• [GIVEN PROBLEM]: Return the listing below verbatim. Pictures do not belong in the copy.

==== ITEMS

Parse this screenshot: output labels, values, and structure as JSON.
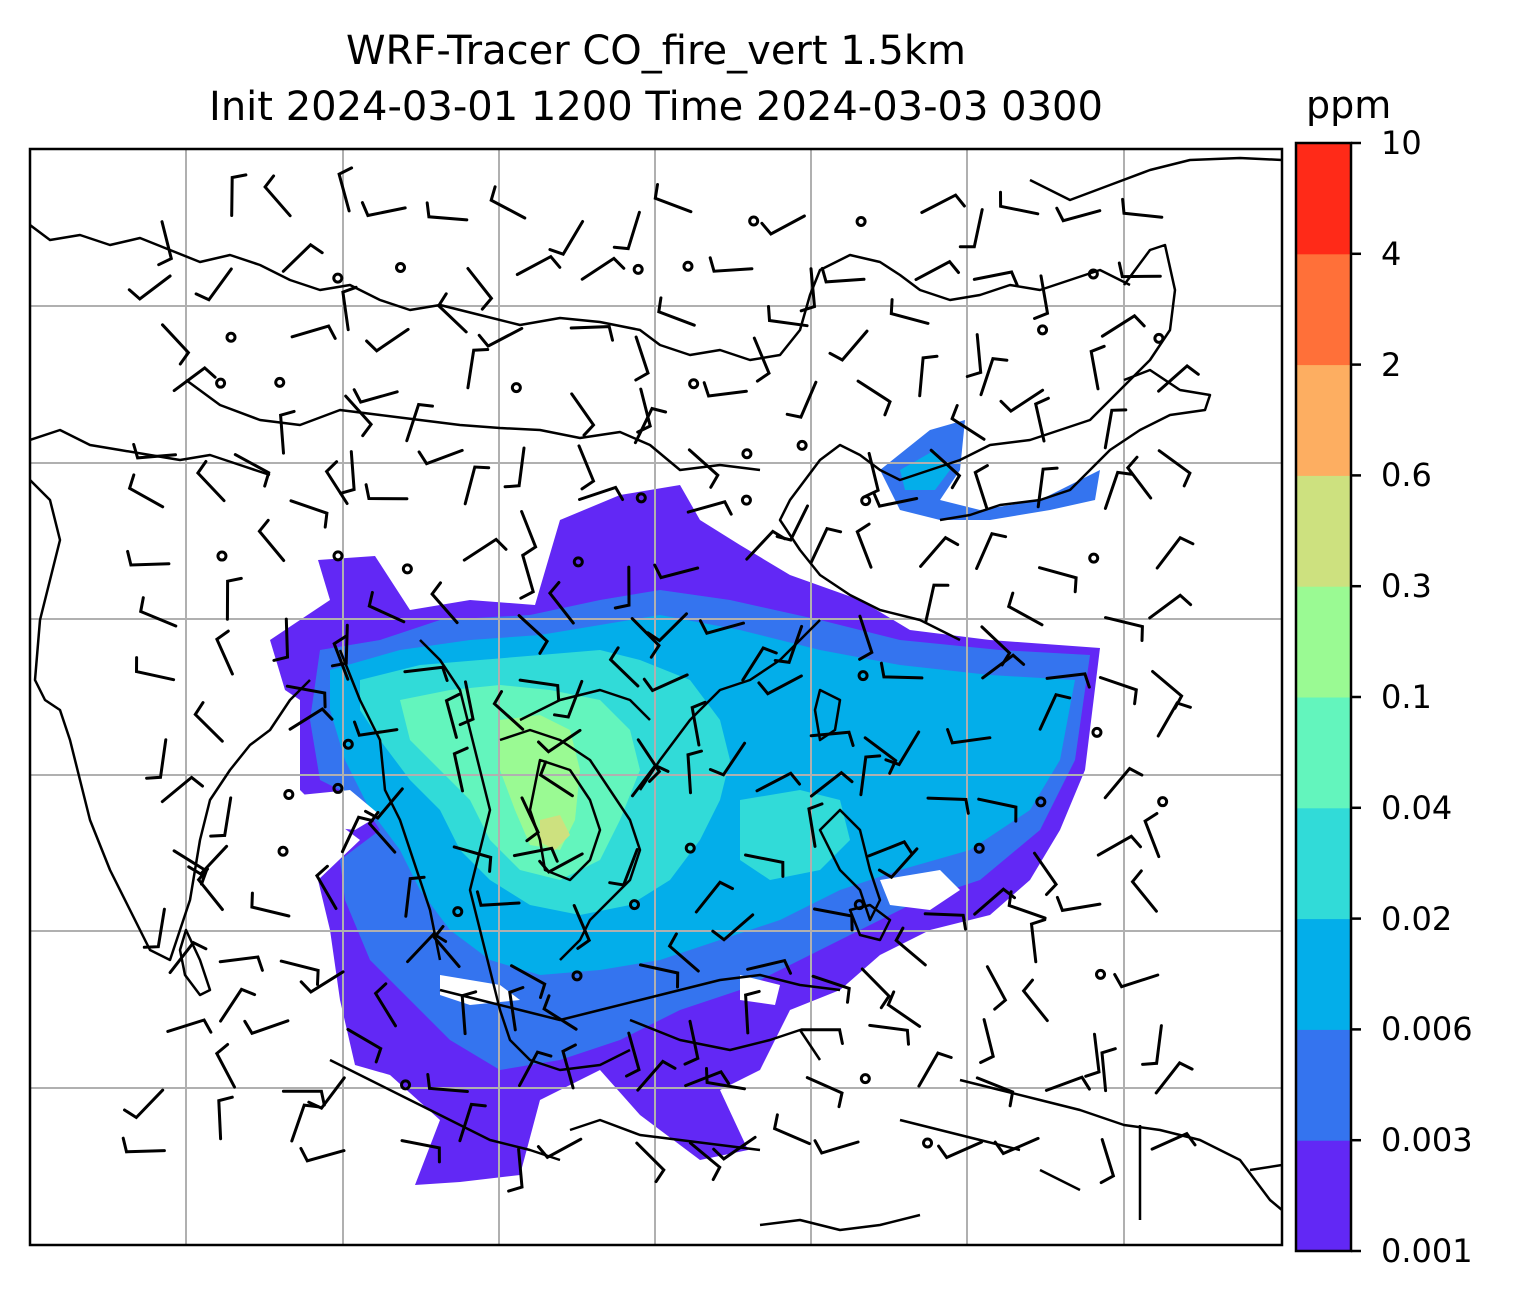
{
  "title": {
    "line1": "WRF-Tracer CO_fire_vert 1.5km",
    "line2": "Init 2024-03-01 1200 Time 2024-03-03 0300"
  },
  "colorbar": {
    "unit": "ppm",
    "levels": [
      "0.001",
      "0.003",
      "0.006",
      "0.02",
      "0.04",
      "0.1",
      "0.3",
      "0.6",
      "2",
      "4",
      "10"
    ],
    "colors": [
      "#6228f5",
      "#3474ef",
      "#03aeea",
      "#31dbd8",
      "#63f5bd",
      "#9afa93",
      "#cde17f",
      "#fdae61",
      "#ff7039",
      "#ff2a18"
    ]
  },
  "map": {
    "field": "CO_fire_vert",
    "gridlines": true,
    "grid_color": "#b0b0b0",
    "coastline_color": "#000000"
  }
}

========

• [RESPONSE BELOW]:
Parse this screenshot: output labels, values, and structure as JSON.
{
  "title": {
    "line1": "WRF-Tracer CO_fire_vert 1.5km",
    "line2": "Init 2024-03-01 1200 Time 2024-03-03 0300"
  },
  "colorbar": {
    "unit": "ppm",
    "levels": [
      "0.001",
      "0.003",
      "0.006",
      "0.02",
      "0.04",
      "0.1",
      "0.3",
      "0.6",
      "2",
      "4",
      "10"
    ],
    "colors": [
      "#6228f5",
      "#3474ef",
      "#03aeea",
      "#31dbd8",
      "#63f5bd",
      "#9afa93",
      "#cde17f",
      "#fdae61",
      "#ff7039",
      "#ff2a18"
    ]
  },
  "map": {
    "field": "CO_fire_vert",
    "gridlines": true,
    "grid_color": "#b0b0b0",
    "coastline_color": "#000000"
  }
}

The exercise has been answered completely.